▸ Goal
Look for the string "relative" in every line, and copy each line that has it.

════════════════

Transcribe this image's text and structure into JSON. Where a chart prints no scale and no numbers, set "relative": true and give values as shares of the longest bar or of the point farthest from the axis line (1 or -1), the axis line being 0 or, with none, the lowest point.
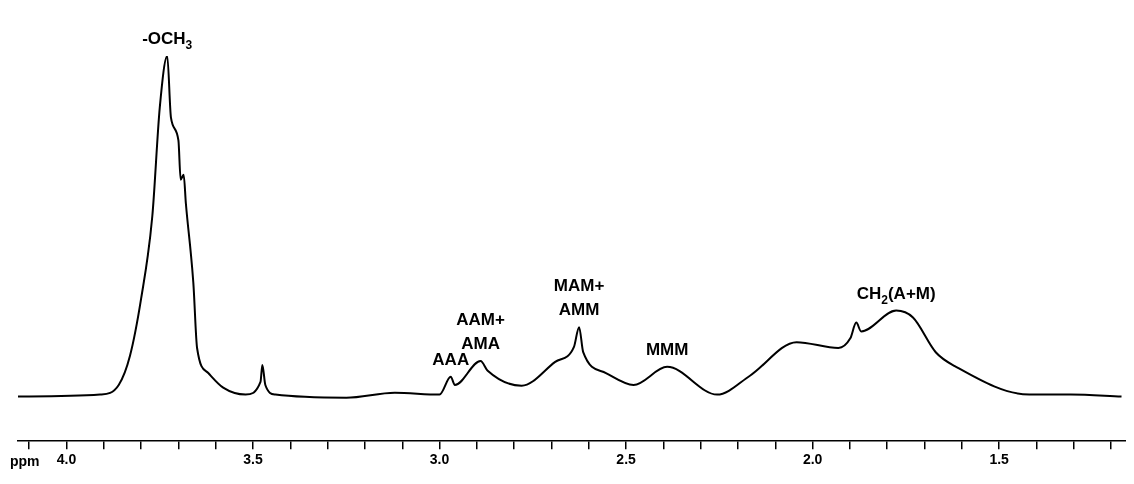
{
  "chart_data": {
    "type": "line",
    "relative": true,
    "xlabel": "ppm",
    "grid": false,
    "legend": false,
    "marker": "none",
    "line_style": "solid",
    "tick_labels": "x",
    "xlim": [
      4.13,
      1.16
    ],
    "xticks": [
      {
        "value": 4.1,
        "label": null
      },
      "4.0",
      {
        "value": 3.9,
        "label": null
      },
      {
        "value": 3.8,
        "label": null
      },
      {
        "value": 3.7,
        "label": null
      },
      {
        "value": 3.6,
        "label": null
      },
      {
        "value": 3.5,
        "label": "3.5"
      },
      {
        "value": 3.4,
        "label": null
      },
      {
        "value": 3.3,
        "label": null
      },
      {
        "value": 3.2,
        "label": null
      },
      {
        "value": 3.1,
        "label": null
      },
      {
        "value": 3.0,
        "label": "3.0"
      },
      {
        "value": 2.9,
        "label": null
      },
      {
        "value": 2.8,
        "label": null
      },
      {
        "value": 2.7,
        "label": null
      },
      {
        "value": 2.6,
        "label": null
      },
      {
        "value": 2.5,
        "label": "2.5"
      },
      {
        "value": 2.4,
        "label": null
      },
      {
        "value": 2.3,
        "label": null
      },
      {
        "value": 2.2,
        "label": null
      },
      {
        "value": 2.1,
        "label": null
      },
      {
        "value": 2.0,
        "label": "2.0"
      },
      {
        "value": 1.9,
        "label": null
      },
      {
        "value": 1.8,
        "label": null
      },
      {
        "value": 1.7,
        "label": null
      },
      {
        "value": 1.6,
        "label": null
      },
      {
        "value": 1.5,
        "label": "1.5"
      },
      {
        "value": 1.4,
        "label": null
      },
      {
        "value": 1.3,
        "label": null
      },
      {
        "value": 1.2,
        "label": null
      }
    ],
    "series": [
      {
        "color": "#000000",
        "x": [
          4.13,
          3.91,
          3.86,
          3.83,
          3.8,
          3.77,
          3.75,
          3.73,
          3.72,
          3.7,
          3.694,
          3.686,
          3.68,
          3.66,
          3.65,
          3.62,
          3.58,
          3.52,
          3.48,
          3.475,
          3.467,
          3.44,
          3.25,
          3.12,
          3.0,
          2.97,
          2.959,
          2.89,
          2.871,
          2.78,
          2.69,
          2.64,
          2.626,
          2.615,
          2.554,
          2.48,
          2.39,
          2.256,
          2.168,
          2.043,
          1.931,
          1.899,
          1.883,
          1.87,
          1.776,
          1.731,
          1.67,
          1.619,
          1.419,
          1.308,
          1.172
        ],
        "values": [
          0.116,
          0.121,
          0.146,
          0.221,
          0.37,
          0.584,
          0.866,
          1.0,
          0.84,
          0.781,
          0.679,
          0.692,
          0.617,
          0.411,
          0.242,
          0.177,
          0.139,
          0.121,
          0.154,
          0.198,
          0.146,
          0.121,
          0.113,
          0.126,
          0.121,
          0.167,
          0.146,
          0.208,
          0.183,
          0.144,
          0.206,
          0.244,
          0.296,
          0.231,
          0.177,
          0.146,
          0.193,
          0.121,
          0.17,
          0.257,
          0.242,
          0.267,
          0.308,
          0.285,
          0.339,
          0.321,
          0.231,
          0.195,
          0.121,
          0.121,
          0.116
        ]
      }
    ],
    "annotations": [
      {
        "text": "-OCH$_{3}$",
        "x": 3.73,
        "y": 1.0
      },
      {
        "text": "AAA",
        "x": 2.97,
        "y": 0.167
      },
      {
        "text": "AAM+ AMA",
        "x": 2.89,
        "y": 0.208
      },
      {
        "text": "MAM+ AMM",
        "x": 2.626,
        "y": 0.296
      },
      {
        "text": "MMM",
        "x": 2.39,
        "y": 0.193
      },
      {
        "text": "CH$_{2}$(A+M)",
        "x": 1.776,
        "y": 0.339
      }
    ]
  }
}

════════════════

▸ Problem solution
Transcribe this image's text and structure into JSON. Where a chart prints no scale and no numbers, set "relative": true and give values as shares of the longest bar or of the point farthest from the axis line (1 or -1), the axis line being 0 or, with none, the lowest point.
    "relative": true,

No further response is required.